| Data provided |

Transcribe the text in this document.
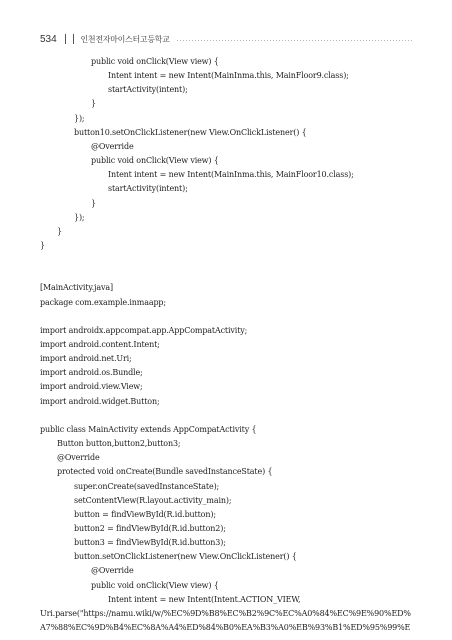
534	인천전자마이스터고등학교
public void onClick(View view) {
Intent intent = new Intent(MainInma.this, MainFloor9.class);
startActivity(intent);
}
});
button10.setOnClickListener(new View.OnClickListener() {
@Override
public void onClick(View view) {
Intent intent = new Intent(MainInma.this, MainFloor10.class);
startActivity(intent);
}
});
}
}
[MainActivity.java]
package com.example.inmaapp;
import androidx.appcompat.app.AppCompatActivity;
import android.content.Intent;
import android.net.Uri;
import android.os.Bundle;
import android.view.View;
import android.widget.Button;
public class MainActivity extends AppCompatActivity {
Button button,button2,button3;
@Override
protected void onCreate(Bundle savedInstanceState) {
super.onCreate(savedInstanceState);
setContentView(R.layout.activity_main);
button = findViewById(R.id.button);
button2 = findViewById(R.id.button2);
button3 = findViewById(R.id.button3);
button.setOnClickListener(new View.OnClickListener() {
@Override
public void onClick(View view) {
Intent intent = new Intent(Intent.ACTION_VIEW,
Uri.parse("https://namu.wiki/w/%EC%9D%B8%EC%B2%9C%EC%A0%84%EC%9E%90%ED%
A7%88%EC%9D%B4%EC%8A%A4%ED%84%B0%EA%B3%A0%EB%93%B1%ED%95%99%E
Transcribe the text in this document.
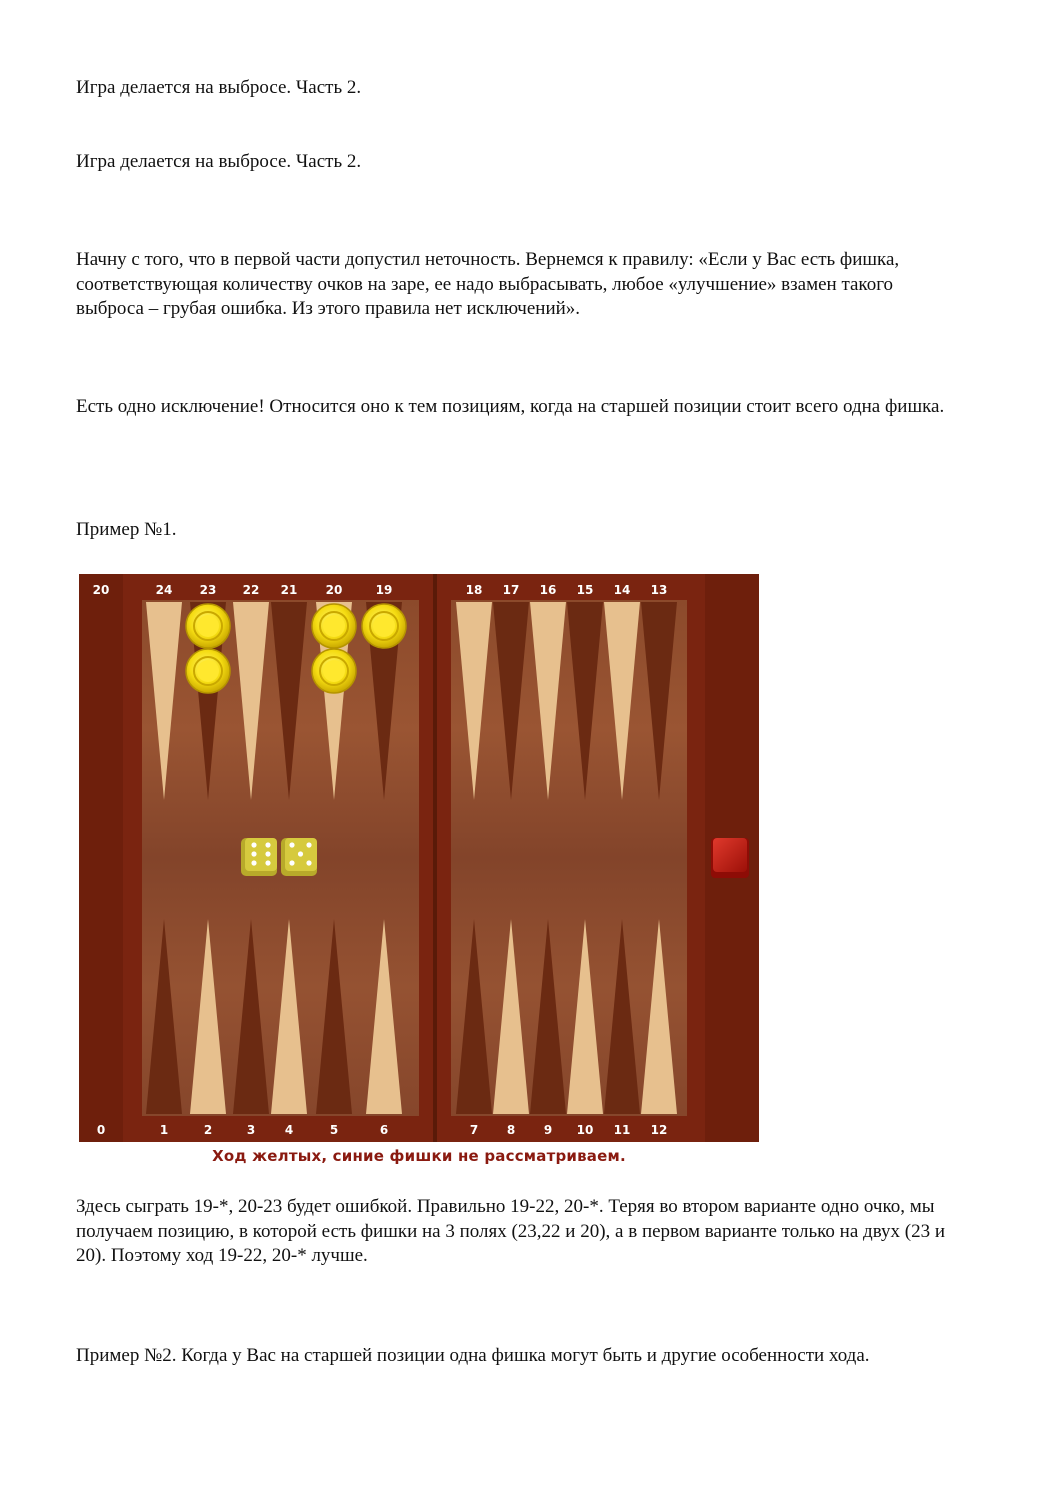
Игра делается на выбросе. Часть 2.

Игра делается на выбросе. Часть 2.

Начну с того, что в первой части допустил неточность. Вернемся к правилу: «Если у Вас есть фишка, соответствующая количеству очков на заре, ее надо выбрасывать, любое «улучшение» взамен такого выброса – грубая ошибка. Из этого правила нет исключений».

Есть одно исключение! Относится оно к тем позициям, когда на старшей позиции стоит всего одна фишка.

Пример №1.

24
1
23
2
22
3
21
4
20
5
19
6
18
7
17
8
16
9
15
10
14
11
13
12
20
0
Ход желтых, синие фишки не рассматриваем.

Здесь сыграть 19-*, 20-23 будет ошибкой. Правильно 19-22, 20-*. Теряя во втором варианте одно очко, мы получаем позицию, в которой есть фишки на 3 полях (23,22 и 20), а в первом варианте только на двух (23 и 20). Поэтому ход 19-22, 20-* лучше.

Пример №2. Когда у Вас на старшей позиции одна фишка могут быть и другие особенности хода.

| Exercise requirements |
Leave out the pictures and print each record exactly as it stands.

| Complete output |
Transcribe the text in this document.
534	인천전자마이스터고등학교
public void onClick(View view) {
Intent intent = new Intent(MainInma.this, MainFloor9.class);
startActivity(intent);
}
});
button10.setOnClickListener(new View.OnClickListener() {
@Override
public void onClick(View view) {
Intent intent = new Intent(MainInma.this, MainFloor10.class);
startActivity(intent);
}
});
}
}
[MainActivity.java]
package com.example.inmaapp;
import androidx.appcompat.app.AppCompatActivity;
import android.content.Intent;
import android.net.Uri;
import android.os.Bundle;
import android.view.View;
import android.widget.Button;
public class MainActivity extends AppCompatActivity {
Button button,button2,button3;
@Override
protected void onCreate(Bundle savedInstanceState) {
super.onCreate(savedInstanceState);
setContentView(R.layout.activity_main);
button = findViewById(R.id.button);
button2 = findViewById(R.id.button2);
button3 = findViewById(R.id.button3);
button.setOnClickListener(new View.OnClickListener() {
@Override
public void onClick(View view) {
Intent intent = new Intent(Intent.ACTION_VIEW,
Uri.parse("https://namu.wiki/w/%EC%9D%B8%EC%B2%9C%EC%A0%84%EC%9E%90%ED%
A7%88%EC%9D%B4%EC%8A%A4%ED%84%B0%EA%B3%A0%EB%93%B1%ED%95%99%E
Transcribe the text in this document.
Игра делается на выбросе. Часть 2.

Игра делается на выбросе. Часть 2.

Начну с того, что в первой части допустил неточность. Вернемся к правилу: «Если у Вас есть фишка, соответствующая количеству очков на заре, ее надо выбрасывать, любое «улучшение» взамен такого выброса – грубая ошибка. Из этого правила нет исключений».

Есть одно исключение! Относится оно к тем позициям, когда на старшей позиции стоит всего одна фишка.

Пример №1.

24
1
23
2
22
3
21
4
20
5
19
6
18
7
17
8
16
9
15
10
14
11
13
12
20
0
Ход желтых, синие фишки не рассматриваем.

Здесь сыграть 19-*, 20-23 будет ошибкой. Правильно 19-22, 20-*. Теряя во втором варианте одно очко, мы получаем позицию, в которой есть фишки на 3 полях (23,22 и 20), а в первом варианте только на двух (23 и 20). Поэтому ход 19-22, 20-* лучше.

Пример №2. Когда у Вас на старшей позиции одна фишка могут быть и другие особенности хода.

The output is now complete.